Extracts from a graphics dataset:
·····

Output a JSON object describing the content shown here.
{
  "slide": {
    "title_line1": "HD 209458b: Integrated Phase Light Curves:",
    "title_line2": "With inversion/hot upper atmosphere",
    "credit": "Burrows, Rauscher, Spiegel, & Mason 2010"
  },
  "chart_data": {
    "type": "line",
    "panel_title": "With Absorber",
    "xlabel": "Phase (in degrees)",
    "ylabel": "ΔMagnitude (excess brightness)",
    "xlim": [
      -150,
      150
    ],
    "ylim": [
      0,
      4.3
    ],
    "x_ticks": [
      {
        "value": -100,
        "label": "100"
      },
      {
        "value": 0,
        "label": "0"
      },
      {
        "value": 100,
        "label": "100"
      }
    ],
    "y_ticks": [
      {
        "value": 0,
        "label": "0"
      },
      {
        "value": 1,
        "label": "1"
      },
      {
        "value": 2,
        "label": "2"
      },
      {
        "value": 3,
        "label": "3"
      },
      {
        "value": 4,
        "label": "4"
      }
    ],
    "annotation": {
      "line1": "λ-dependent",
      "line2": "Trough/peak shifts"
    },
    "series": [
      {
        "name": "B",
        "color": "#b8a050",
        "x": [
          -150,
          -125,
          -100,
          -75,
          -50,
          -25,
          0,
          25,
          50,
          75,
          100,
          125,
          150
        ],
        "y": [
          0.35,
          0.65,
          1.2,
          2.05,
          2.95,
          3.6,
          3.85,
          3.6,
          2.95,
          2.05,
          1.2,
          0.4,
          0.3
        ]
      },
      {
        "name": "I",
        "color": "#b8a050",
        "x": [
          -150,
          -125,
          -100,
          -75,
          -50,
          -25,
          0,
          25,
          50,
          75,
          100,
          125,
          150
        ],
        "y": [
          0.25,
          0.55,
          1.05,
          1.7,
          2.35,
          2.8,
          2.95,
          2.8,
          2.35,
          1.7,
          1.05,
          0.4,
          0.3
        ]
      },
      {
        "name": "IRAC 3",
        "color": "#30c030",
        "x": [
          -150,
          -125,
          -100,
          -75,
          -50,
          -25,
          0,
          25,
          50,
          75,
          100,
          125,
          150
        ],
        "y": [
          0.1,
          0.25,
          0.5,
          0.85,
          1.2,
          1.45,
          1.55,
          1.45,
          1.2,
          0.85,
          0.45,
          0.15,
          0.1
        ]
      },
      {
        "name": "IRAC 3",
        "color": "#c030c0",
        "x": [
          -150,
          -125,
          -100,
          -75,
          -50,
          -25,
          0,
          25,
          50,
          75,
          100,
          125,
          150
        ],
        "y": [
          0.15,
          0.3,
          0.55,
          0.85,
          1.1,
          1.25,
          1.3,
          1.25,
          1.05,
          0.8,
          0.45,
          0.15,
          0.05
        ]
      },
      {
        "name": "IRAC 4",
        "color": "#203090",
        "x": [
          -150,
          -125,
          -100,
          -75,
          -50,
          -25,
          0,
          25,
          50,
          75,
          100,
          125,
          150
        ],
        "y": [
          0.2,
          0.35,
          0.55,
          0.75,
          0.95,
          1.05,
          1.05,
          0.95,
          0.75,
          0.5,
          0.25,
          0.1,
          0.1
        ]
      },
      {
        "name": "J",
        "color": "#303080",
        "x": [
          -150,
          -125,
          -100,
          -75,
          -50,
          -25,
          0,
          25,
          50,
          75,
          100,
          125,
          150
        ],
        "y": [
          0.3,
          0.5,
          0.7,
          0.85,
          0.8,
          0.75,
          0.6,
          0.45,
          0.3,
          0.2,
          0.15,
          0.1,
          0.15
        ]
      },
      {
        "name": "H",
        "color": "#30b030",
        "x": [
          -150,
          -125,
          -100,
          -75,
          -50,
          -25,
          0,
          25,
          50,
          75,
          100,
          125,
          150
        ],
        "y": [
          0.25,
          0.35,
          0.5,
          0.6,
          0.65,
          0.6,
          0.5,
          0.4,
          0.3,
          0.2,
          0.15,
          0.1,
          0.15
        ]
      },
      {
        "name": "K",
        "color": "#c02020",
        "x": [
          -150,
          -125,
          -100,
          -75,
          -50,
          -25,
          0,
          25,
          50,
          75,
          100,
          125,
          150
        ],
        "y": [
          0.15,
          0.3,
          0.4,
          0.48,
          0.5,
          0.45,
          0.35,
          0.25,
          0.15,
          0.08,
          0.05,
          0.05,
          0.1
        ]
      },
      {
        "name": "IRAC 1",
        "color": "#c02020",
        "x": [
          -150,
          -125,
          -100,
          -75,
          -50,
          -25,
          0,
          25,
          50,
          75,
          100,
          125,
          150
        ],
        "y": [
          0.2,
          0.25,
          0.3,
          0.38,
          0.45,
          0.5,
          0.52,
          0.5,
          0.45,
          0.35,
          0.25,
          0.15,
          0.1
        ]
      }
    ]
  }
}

·····

- WHAT NEEDS TO BE DONE -
Extract every entry in the listing word for word.

- RESPONSE -
Output a JSON object describing the content shown here.
{
  "slide": {
    "title_line1": "HD 209458b: Integrated Phase Light Curves:",
    "title_line2": "With inversion/hot upper atmosphere",
    "credit": "Burrows, Rauscher, Spiegel, & Mason 2010"
  },
  "chart_data": {
    "type": "line",
    "panel_title": "With Absorber",
    "xlabel": "Phase (in degrees)",
    "ylabel": "ΔMagnitude (excess brightness)",
    "xlim": [
      -150,
      150
    ],
    "ylim": [
      0,
      4.3
    ],
    "x_ticks": [
      {
        "value": -100,
        "label": "100"
      },
      {
        "value": 0,
        "label": "0"
      },
      {
        "value": 100,
        "label": "100"
      }
    ],
    "y_ticks": [
      {
        "value": 0,
        "label": "0"
      },
      {
        "value": 1,
        "label": "1"
      },
      {
        "value": 2,
        "label": "2"
      },
      {
        "value": 3,
        "label": "3"
      },
      {
        "value": 4,
        "label": "4"
      }
    ],
    "annotation": {
      "line1": "λ-dependent",
      "line2": "Trough/peak shifts"
    },
    "series": [
      {
        "name": "B",
        "color": "#b8a050",
        "x": [
          -150,
          -125,
          -100,
          -75,
          -50,
          -25,
          0,
          25,
          50,
          75,
          100,
          125,
          150
        ],
        "y": [
          0.35,
          0.65,
          1.2,
          2.05,
          2.95,
          3.6,
          3.85,
          3.6,
          2.95,
          2.05,
          1.2,
          0.4,
          0.3
        ]
      },
      {
        "name": "I",
        "color": "#b8a050",
        "x": [
          -150,
          -125,
          -100,
          -75,
          -50,
          -25,
          0,
          25,
          50,
          75,
          100,
          125,
          150
        ],
        "y": [
          0.25,
          0.55,
          1.05,
          1.7,
          2.35,
          2.8,
          2.95,
          2.8,
          2.35,
          1.7,
          1.05,
          0.4,
          0.3
        ]
      },
      {
        "name": "IRAC 3",
        "color": "#30c030",
        "x": [
          -150,
          -125,
          -100,
          -75,
          -50,
          -25,
          0,
          25,
          50,
          75,
          100,
          125,
          150
        ],
        "y": [
          0.1,
          0.25,
          0.5,
          0.85,
          1.2,
          1.45,
          1.55,
          1.45,
          1.2,
          0.85,
          0.45,
          0.15,
          0.1
        ]
      },
      {
        "name": "IRAC 3",
        "color": "#c030c0",
        "x": [
          -150,
          -125,
          -100,
          -75,
          -50,
          -25,
          0,
          25,
          50,
          75,
          100,
          125,
          150
        ],
        "y": [
          0.15,
          0.3,
          0.55,
          0.85,
          1.1,
          1.25,
          1.3,
          1.25,
          1.05,
          0.8,
          0.45,
          0.15,
          0.05
        ]
      },
      {
        "name": "IRAC 4",
        "color": "#203090",
        "x": [
          -150,
          -125,
          -100,
          -75,
          -50,
          -25,
          0,
          25,
          50,
          75,
          100,
          125,
          150
        ],
        "y": [
          0.2,
          0.35,
          0.55,
          0.75,
          0.95,
          1.05,
          1.05,
          0.95,
          0.75,
          0.5,
          0.25,
          0.1,
          0.1
        ]
      },
      {
        "name": "J",
        "color": "#303080",
        "x": [
          -150,
          -125,
          -100,
          -75,
          -50,
          -25,
          0,
          25,
          50,
          75,
          100,
          125,
          150
        ],
        "y": [
          0.3,
          0.5,
          0.7,
          0.85,
          0.8,
          0.75,
          0.6,
          0.45,
          0.3,
          0.2,
          0.15,
          0.1,
          0.15
        ]
      },
      {
        "name": "H",
        "color": "#30b030",
        "x": [
          -150,
          -125,
          -100,
          -75,
          -50,
          -25,
          0,
          25,
          50,
          75,
          100,
          125,
          150
        ],
        "y": [
          0.25,
          0.35,
          0.5,
          0.6,
          0.65,
          0.6,
          0.5,
          0.4,
          0.3,
          0.2,
          0.15,
          0.1,
          0.15
        ]
      },
      {
        "name": "K",
        "color": "#c02020",
        "x": [
          -150,
          -125,
          -100,
          -75,
          -50,
          -25,
          0,
          25,
          50,
          75,
          100,
          125,
          150
        ],
        "y": [
          0.15,
          0.3,
          0.4,
          0.48,
          0.5,
          0.45,
          0.35,
          0.25,
          0.15,
          0.08,
          0.05,
          0.05,
          0.1
        ]
      },
      {
        "name": "IRAC 1",
        "color": "#c02020",
        "x": [
          -150,
          -125,
          -100,
          -75,
          -50,
          -25,
          0,
          25,
          50,
          75,
          100,
          125,
          150
        ],
        "y": [
          0.2,
          0.25,
          0.3,
          0.38,
          0.45,
          0.5,
          0.52,
          0.5,
          0.45,
          0.35,
          0.25,
          0.15,
          0.1
        ]
      }
    ]
  }
}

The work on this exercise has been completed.